**EXERCISE BRIEF**: Write out the data again exactly, skipping every picture.

>> Start GIVEN DATA

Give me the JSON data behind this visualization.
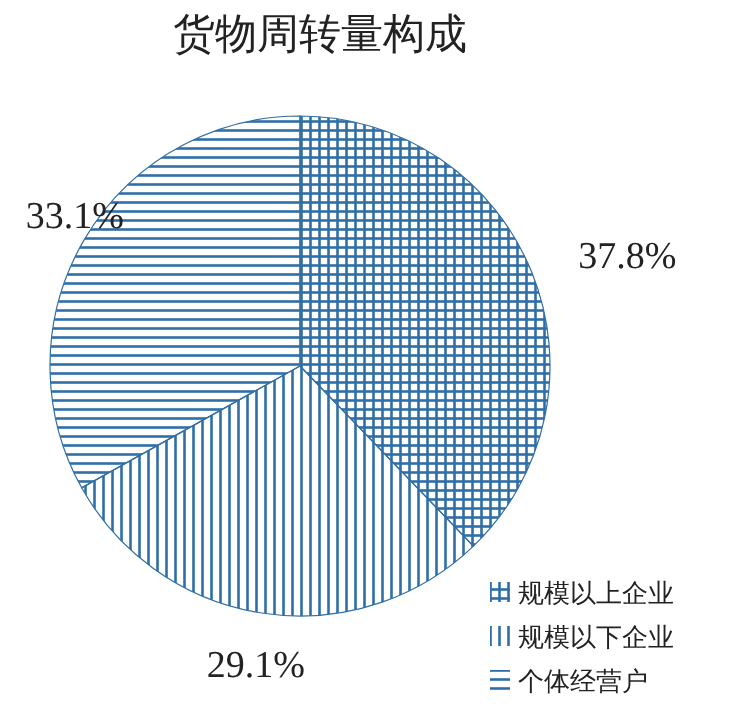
{
  "chart_data": {
    "type": "pie",
    "title": "货物周转量构成",
    "categories": [
      "规模以上企业",
      "规模以下企业",
      "个体经营户"
    ],
    "values": [
      37.8,
      29.1,
      33.1
    ],
    "colors": [
      "#2f6ea6",
      "#2f6ea6",
      "#2f6ea6"
    ],
    "value_labels": [
      "37.8%",
      "29.1%",
      "33.1%"
    ],
    "legend": "bottom right"
  }
}
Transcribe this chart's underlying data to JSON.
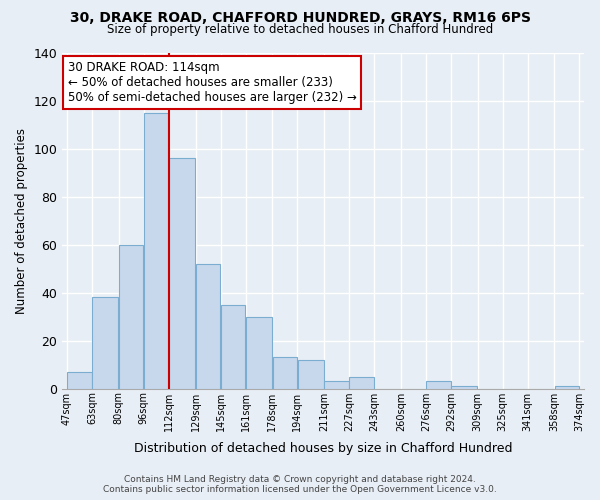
{
  "title": "30, DRAKE ROAD, CHAFFORD HUNDRED, GRAYS, RM16 6PS",
  "subtitle": "Size of property relative to detached houses in Chafford Hundred",
  "xlabel": "Distribution of detached houses by size in Chafford Hundred",
  "ylabel": "Number of detached properties",
  "bar_color": "#c8d8ec",
  "bar_edge_color": "#7aadd0",
  "bins": [
    47,
    63,
    80,
    96,
    112,
    129,
    145,
    161,
    178,
    194,
    211,
    227,
    243,
    260,
    276,
    292,
    309,
    325,
    341,
    358,
    374
  ],
  "bin_labels": [
    "47sqm",
    "63sqm",
    "80sqm",
    "96sqm",
    "112sqm",
    "129sqm",
    "145sqm",
    "161sqm",
    "178sqm",
    "194sqm",
    "211sqm",
    "227sqm",
    "243sqm",
    "260sqm",
    "276sqm",
    "292sqm",
    "309sqm",
    "325sqm",
    "341sqm",
    "358sqm",
    "374sqm"
  ],
  "values": [
    7,
    38,
    60,
    115,
    96,
    52,
    35,
    30,
    13,
    12,
    3,
    5,
    0,
    0,
    3,
    1,
    0,
    0,
    0,
    1
  ],
  "ylim": [
    0,
    140
  ],
  "yticks": [
    0,
    20,
    40,
    60,
    80,
    100,
    120,
    140
  ],
  "vline_x": 112,
  "vline_color": "#cc0000",
  "annotation_title": "30 DRAKE ROAD: 114sqm",
  "annotation_line1": "← 50% of detached houses are smaller (233)",
  "annotation_line2": "50% of semi-detached houses are larger (232) →",
  "annotation_box_color": "#ffffff",
  "annotation_box_edge": "#cc0000",
  "footer_line1": "Contains HM Land Registry data © Crown copyright and database right 2024.",
  "footer_line2": "Contains public sector information licensed under the Open Government Licence v3.0.",
  "background_color": "#e8eef5",
  "plot_bg_color": "#e8eef5"
}
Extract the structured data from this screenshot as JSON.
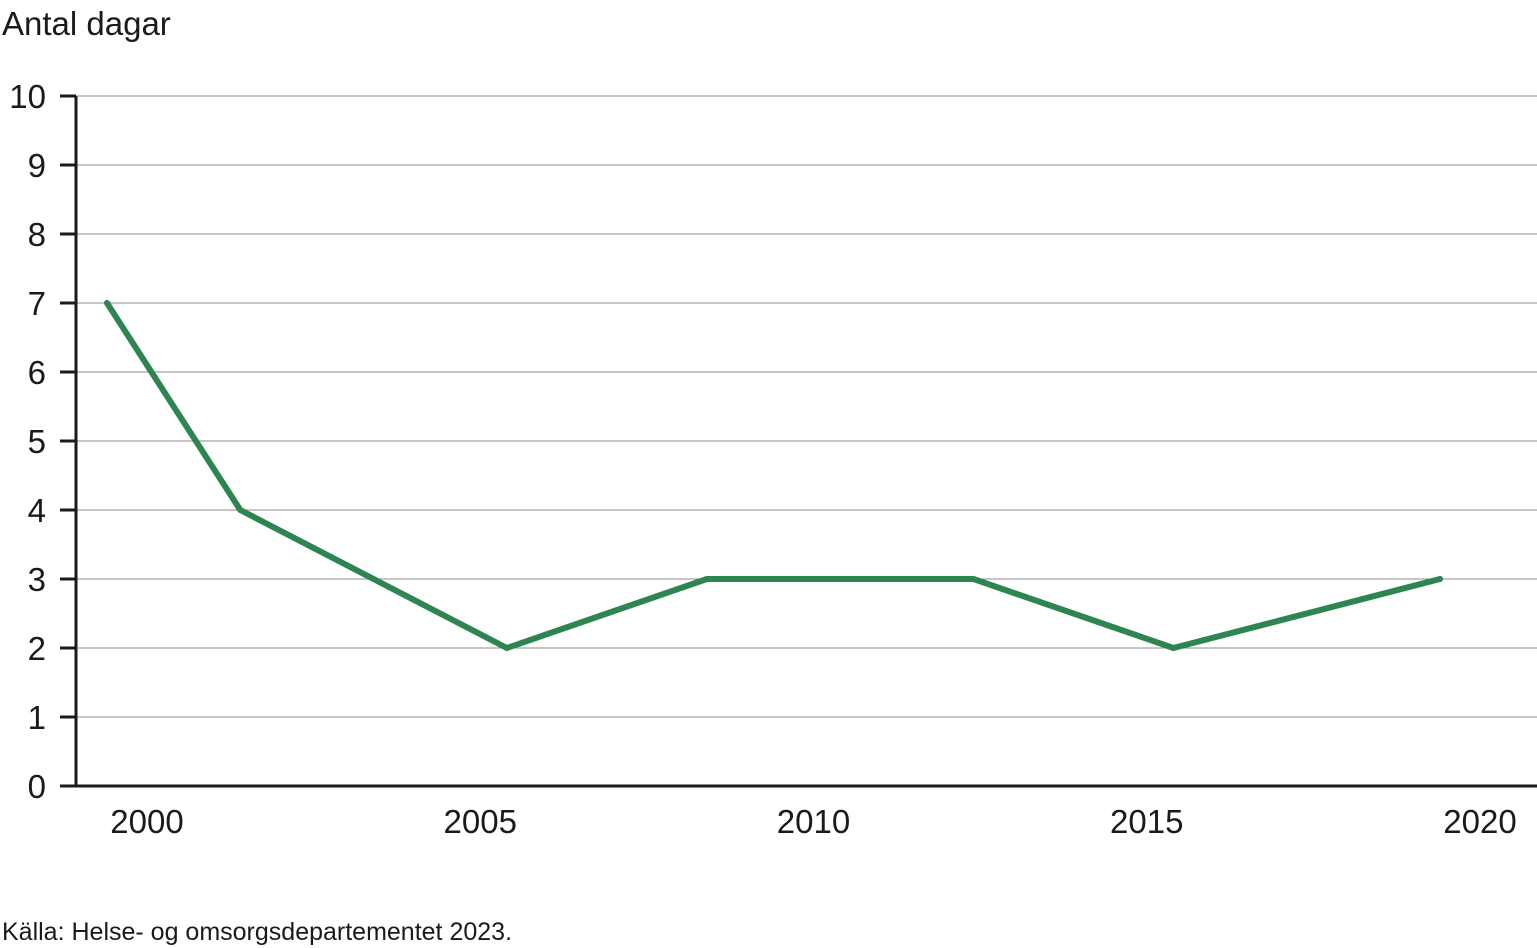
{
  "chart_data": {
    "type": "line",
    "ylabel": "Antal dagar",
    "xlabel": "",
    "ylim": [
      0,
      10
    ],
    "yticks": [
      "0",
      "1",
      "2",
      "3",
      "4",
      "5",
      "6",
      "7",
      "8",
      "9",
      "10"
    ],
    "xlim": [
      1999.5,
      2020.5
    ],
    "xticks": [
      "2000",
      "2005",
      "2010",
      "2015",
      "2020"
    ],
    "grid": true,
    "series": [
      {
        "color": "#2e8552",
        "x": [
          2000,
          2002,
          2006,
          2009,
          2013,
          2016,
          2020
        ],
        "values": [
          7,
          4,
          2,
          3,
          3,
          2,
          3
        ]
      }
    ],
    "source": "Källa: Helse- og omsorgsdepartementet 2023."
  }
}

>> End GIVEN DATA

**CORRECT ANSWER**:
Give me the JSON data behind this visualization.
{
  "chart_data": {
    "type": "pie",
    "title": "货物周转量构成",
    "categories": [
      "规模以上企业",
      "规模以下企业",
      "个体经营户"
    ],
    "values": [
      37.8,
      29.1,
      33.1
    ],
    "colors": [
      "#2f6ea6",
      "#2f6ea6",
      "#2f6ea6"
    ],
    "value_labels": [
      "37.8%",
      "29.1%",
      "33.1%"
    ],
    "legend": "bottom right"
  }
}
Transcribe this chart's underlying data to JSON.
{
  "title": "30, DRAKE ROAD, CHAFFORD HUNDRED, GRAYS, RM16 6PS",
  "subtitle": "Size of property relative to detached houses in Chafford Hundred",
  "xlabel": "Distribution of detached houses by size in Chafford Hundred",
  "ylabel": "Number of detached properties",
  "bar_color": "#c8d8ec",
  "bar_edge_color": "#7aadd0",
  "bins": [
    47,
    63,
    80,
    96,
    112,
    129,
    145,
    161,
    178,
    194,
    211,
    227,
    243,
    260,
    276,
    292,
    309,
    325,
    341,
    358,
    374
  ],
  "bin_labels": [
    "47sqm",
    "63sqm",
    "80sqm",
    "96sqm",
    "112sqm",
    "129sqm",
    "145sqm",
    "161sqm",
    "178sqm",
    "194sqm",
    "211sqm",
    "227sqm",
    "243sqm",
    "260sqm",
    "276sqm",
    "292sqm",
    "309sqm",
    "325sqm",
    "341sqm",
    "358sqm",
    "374sqm"
  ],
  "values": [
    7,
    38,
    60,
    115,
    96,
    52,
    35,
    30,
    13,
    12,
    3,
    5,
    0,
    0,
    3,
    1,
    0,
    0,
    0,
    1
  ],
  "ylim": [
    0,
    140
  ],
  "yticks": [
    0,
    20,
    40,
    60,
    80,
    100,
    120,
    140
  ],
  "vline_x": 112,
  "vline_color": "#cc0000",
  "annotation_title": "30 DRAKE ROAD: 114sqm",
  "annotation_line1": "← 50% of detached houses are smaller (233)",
  "annotation_line2": "50% of semi-detached houses are larger (232) →",
  "annotation_box_color": "#ffffff",
  "annotation_box_edge": "#cc0000",
  "footer_line1": "Contains HM Land Registry data © Crown copyright and database right 2024.",
  "footer_line2": "Contains public sector information licensed under the Open Government Licence v3.0.",
  "background_color": "#e8eef5",
  "plot_bg_color": "#e8eef5"
}
Extract the structured data from this screenshot as JSON.
{
  "chart_data": {
    "type": "line",
    "ylabel": "Antal dagar",
    "xlabel": "",
    "ylim": [
      0,
      10
    ],
    "yticks": [
      "0",
      "1",
      "2",
      "3",
      "4",
      "5",
      "6",
      "7",
      "8",
      "9",
      "10"
    ],
    "xlim": [
      1999.5,
      2020.5
    ],
    "xticks": [
      "2000",
      "2005",
      "2010",
      "2015",
      "2020"
    ],
    "grid": true,
    "series": [
      {
        "color": "#2e8552",
        "x": [
          2000,
          2002,
          2006,
          2009,
          2013,
          2016,
          2020
        ],
        "values": [
          7,
          4,
          2,
          3,
          3,
          2,
          3
        ]
      }
    ],
    "source": "Källa: Helse- og omsorgsdepartementet 2023."
  }
}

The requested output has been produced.